=== Records to process ===

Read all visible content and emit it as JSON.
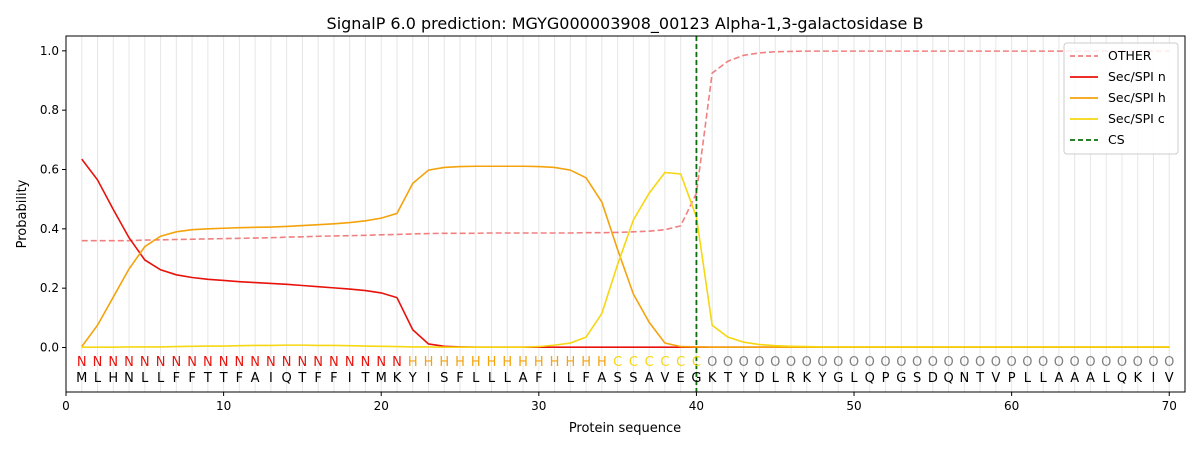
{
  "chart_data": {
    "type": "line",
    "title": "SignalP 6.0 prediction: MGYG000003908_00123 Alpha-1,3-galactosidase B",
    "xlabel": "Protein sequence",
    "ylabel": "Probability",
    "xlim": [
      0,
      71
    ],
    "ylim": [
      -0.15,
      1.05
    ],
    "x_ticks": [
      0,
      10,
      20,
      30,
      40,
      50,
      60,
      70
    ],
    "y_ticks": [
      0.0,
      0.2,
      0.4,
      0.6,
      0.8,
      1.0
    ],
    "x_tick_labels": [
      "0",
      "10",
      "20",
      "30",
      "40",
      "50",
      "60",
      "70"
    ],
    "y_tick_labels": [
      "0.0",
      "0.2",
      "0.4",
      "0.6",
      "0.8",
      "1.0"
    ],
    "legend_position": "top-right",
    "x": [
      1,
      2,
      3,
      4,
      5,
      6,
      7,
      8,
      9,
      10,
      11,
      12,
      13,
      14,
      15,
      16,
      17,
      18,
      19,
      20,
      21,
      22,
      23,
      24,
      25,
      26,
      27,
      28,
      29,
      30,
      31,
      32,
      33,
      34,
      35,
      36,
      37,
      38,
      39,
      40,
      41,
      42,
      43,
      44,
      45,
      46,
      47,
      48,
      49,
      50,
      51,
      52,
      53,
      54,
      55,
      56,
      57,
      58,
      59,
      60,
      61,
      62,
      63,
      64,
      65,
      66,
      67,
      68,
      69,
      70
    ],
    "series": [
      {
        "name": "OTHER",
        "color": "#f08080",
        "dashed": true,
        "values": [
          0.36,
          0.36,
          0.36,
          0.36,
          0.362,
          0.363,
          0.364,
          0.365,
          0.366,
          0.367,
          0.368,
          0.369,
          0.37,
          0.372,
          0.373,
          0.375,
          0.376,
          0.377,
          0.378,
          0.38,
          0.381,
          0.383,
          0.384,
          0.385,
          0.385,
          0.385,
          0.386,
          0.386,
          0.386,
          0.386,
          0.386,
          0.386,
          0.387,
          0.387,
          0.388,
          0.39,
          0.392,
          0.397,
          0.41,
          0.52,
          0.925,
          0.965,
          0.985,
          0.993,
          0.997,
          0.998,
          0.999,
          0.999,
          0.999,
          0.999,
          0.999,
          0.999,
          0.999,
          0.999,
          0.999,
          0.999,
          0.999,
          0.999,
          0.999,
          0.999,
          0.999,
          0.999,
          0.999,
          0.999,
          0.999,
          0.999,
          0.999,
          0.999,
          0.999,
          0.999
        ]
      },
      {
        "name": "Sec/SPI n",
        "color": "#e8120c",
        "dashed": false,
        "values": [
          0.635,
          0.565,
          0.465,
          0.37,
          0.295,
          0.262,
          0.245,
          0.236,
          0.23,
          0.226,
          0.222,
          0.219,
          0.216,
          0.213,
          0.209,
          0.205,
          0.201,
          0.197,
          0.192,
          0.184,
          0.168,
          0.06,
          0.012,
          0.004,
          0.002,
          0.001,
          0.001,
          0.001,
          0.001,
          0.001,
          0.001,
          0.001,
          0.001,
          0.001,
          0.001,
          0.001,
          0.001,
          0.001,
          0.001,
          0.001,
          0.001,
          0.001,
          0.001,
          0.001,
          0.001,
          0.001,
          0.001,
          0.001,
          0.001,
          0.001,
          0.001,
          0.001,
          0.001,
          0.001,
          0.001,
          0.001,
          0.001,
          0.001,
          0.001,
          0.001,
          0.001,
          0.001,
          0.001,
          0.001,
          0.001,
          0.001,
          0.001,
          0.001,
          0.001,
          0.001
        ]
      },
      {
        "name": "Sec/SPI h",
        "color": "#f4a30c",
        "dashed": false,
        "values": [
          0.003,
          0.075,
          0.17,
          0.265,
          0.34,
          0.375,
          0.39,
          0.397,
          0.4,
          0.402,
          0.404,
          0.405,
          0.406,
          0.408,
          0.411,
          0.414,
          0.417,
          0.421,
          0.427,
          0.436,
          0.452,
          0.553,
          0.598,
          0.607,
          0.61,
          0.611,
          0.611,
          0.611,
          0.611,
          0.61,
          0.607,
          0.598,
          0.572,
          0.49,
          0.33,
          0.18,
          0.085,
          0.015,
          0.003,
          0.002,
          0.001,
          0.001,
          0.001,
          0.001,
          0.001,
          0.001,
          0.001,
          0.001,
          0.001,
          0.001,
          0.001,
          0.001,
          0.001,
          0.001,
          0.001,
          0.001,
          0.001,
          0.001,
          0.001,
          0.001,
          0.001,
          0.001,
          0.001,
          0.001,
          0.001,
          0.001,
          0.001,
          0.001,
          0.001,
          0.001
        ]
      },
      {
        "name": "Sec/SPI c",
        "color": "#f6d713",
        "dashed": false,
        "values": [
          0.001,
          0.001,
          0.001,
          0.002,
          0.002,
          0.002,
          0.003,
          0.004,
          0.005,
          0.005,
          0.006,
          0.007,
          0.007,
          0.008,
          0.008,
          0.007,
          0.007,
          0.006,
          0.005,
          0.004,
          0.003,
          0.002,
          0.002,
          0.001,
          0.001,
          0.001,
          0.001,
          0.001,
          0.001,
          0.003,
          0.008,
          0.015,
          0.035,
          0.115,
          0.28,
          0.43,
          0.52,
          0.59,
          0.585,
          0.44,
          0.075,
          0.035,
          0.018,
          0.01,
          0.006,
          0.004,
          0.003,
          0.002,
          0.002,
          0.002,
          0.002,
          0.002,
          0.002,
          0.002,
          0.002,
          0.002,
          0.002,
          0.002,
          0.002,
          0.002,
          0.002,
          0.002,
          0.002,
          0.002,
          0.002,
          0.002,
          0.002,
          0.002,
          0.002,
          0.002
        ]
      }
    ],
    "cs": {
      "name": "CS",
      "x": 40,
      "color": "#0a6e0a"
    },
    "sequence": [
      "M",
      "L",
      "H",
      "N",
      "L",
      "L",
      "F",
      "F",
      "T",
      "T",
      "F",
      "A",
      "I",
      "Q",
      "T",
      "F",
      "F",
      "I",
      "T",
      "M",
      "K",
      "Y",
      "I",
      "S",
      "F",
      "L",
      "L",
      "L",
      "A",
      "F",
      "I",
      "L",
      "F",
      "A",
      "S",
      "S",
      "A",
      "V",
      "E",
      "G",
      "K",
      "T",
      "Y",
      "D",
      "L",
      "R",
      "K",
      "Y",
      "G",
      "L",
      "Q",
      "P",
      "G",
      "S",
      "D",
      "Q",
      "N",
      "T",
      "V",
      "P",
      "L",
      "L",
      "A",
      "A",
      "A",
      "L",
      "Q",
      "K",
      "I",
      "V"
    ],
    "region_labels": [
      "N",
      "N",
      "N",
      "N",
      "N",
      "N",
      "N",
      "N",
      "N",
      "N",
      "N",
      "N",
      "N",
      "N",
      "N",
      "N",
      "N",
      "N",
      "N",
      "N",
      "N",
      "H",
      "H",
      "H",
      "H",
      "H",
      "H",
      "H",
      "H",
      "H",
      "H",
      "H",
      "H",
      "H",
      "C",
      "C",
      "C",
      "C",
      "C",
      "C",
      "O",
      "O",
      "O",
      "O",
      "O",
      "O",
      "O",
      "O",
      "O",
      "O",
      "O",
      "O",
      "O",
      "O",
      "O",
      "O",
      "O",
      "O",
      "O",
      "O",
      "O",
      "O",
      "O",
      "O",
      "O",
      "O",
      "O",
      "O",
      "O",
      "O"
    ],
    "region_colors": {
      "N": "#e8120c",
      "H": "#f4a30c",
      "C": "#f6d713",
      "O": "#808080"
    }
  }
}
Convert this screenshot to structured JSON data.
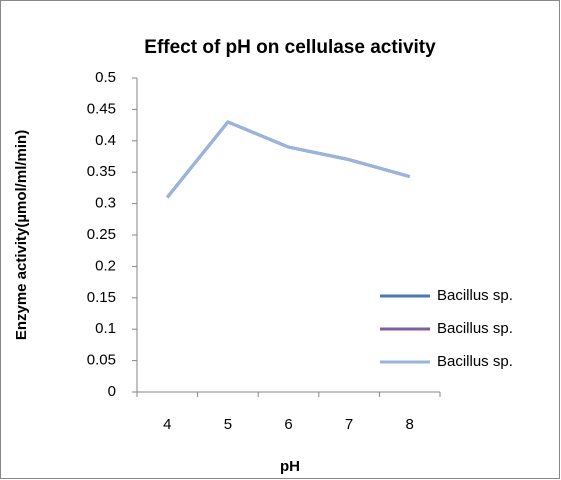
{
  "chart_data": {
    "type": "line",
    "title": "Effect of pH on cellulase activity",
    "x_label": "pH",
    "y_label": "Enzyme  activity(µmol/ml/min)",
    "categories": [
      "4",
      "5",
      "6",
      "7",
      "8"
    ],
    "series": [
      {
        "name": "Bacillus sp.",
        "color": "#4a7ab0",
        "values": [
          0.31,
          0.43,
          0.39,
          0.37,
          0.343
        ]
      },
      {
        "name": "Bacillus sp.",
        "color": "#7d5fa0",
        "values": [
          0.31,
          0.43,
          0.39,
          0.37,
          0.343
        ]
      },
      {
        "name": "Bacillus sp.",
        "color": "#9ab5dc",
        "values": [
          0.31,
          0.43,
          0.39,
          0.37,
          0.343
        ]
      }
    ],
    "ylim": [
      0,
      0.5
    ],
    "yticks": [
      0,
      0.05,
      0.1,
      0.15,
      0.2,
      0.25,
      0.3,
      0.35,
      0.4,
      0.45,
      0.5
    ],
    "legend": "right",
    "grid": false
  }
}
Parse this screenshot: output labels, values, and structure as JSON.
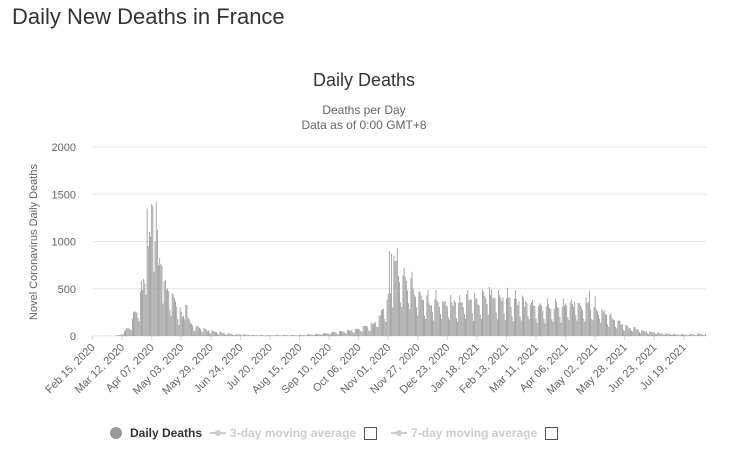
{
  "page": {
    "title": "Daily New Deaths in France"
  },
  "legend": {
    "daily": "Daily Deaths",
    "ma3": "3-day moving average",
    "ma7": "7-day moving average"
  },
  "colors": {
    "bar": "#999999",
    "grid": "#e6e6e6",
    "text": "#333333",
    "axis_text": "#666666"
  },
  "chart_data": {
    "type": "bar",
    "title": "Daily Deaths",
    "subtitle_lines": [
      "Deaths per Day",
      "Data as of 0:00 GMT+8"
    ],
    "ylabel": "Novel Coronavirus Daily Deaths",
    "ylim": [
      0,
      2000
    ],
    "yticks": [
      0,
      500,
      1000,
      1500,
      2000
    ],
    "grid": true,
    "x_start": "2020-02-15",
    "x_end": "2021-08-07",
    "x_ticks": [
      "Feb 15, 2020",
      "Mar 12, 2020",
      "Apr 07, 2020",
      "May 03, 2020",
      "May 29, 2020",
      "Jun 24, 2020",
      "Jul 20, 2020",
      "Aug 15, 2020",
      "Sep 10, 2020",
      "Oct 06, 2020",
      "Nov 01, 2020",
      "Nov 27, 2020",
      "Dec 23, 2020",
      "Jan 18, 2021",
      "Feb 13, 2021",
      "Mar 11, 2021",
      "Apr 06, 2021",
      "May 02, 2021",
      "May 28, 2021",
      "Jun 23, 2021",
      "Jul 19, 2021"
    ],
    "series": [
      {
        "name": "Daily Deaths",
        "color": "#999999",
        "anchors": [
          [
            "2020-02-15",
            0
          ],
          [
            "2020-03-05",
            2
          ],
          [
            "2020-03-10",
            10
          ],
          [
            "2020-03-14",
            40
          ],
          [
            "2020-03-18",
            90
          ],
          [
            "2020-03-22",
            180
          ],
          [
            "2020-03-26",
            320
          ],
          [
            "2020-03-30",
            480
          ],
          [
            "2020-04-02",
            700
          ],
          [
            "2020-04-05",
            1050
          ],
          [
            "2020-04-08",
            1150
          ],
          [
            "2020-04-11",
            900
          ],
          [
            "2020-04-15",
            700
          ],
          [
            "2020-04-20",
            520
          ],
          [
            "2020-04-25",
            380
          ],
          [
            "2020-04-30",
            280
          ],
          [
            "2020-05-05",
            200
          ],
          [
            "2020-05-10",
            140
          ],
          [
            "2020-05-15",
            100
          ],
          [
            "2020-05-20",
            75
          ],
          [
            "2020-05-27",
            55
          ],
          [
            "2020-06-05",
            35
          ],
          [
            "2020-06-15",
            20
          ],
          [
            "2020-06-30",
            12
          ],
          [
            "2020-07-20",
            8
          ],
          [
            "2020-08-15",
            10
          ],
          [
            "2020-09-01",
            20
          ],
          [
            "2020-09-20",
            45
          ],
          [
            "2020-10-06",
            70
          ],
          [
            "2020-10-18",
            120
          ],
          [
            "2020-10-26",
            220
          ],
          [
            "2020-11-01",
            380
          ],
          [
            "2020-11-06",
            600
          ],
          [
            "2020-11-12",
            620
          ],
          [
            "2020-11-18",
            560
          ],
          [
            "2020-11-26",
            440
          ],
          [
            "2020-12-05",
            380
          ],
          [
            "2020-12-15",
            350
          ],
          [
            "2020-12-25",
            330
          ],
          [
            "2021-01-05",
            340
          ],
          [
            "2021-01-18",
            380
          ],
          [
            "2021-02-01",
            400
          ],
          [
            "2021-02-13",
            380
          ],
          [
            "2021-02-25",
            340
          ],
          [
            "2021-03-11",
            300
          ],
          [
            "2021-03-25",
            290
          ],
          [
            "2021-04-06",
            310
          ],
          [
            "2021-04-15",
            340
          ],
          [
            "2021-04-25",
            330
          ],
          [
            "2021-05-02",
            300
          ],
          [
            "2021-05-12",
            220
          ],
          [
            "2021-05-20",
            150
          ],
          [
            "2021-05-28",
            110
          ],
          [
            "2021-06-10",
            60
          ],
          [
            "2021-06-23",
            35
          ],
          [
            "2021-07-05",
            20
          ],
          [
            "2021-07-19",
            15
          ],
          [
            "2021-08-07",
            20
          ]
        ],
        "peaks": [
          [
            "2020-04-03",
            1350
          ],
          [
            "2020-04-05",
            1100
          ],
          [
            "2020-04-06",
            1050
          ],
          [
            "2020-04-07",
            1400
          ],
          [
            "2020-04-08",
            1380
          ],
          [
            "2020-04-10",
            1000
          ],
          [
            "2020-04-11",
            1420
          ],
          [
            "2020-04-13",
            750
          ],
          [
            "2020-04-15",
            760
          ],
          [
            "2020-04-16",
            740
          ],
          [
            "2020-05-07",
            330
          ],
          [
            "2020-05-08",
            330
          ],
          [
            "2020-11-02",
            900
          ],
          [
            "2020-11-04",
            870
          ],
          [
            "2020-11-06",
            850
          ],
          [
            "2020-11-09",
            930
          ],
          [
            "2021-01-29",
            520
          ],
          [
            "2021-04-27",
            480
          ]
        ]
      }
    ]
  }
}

=== Directions ===
Please copy out each line of the data in which the word "right" occurs.

=== Output of the task ===
    "legend_position": "top-right",
    "legend": "right",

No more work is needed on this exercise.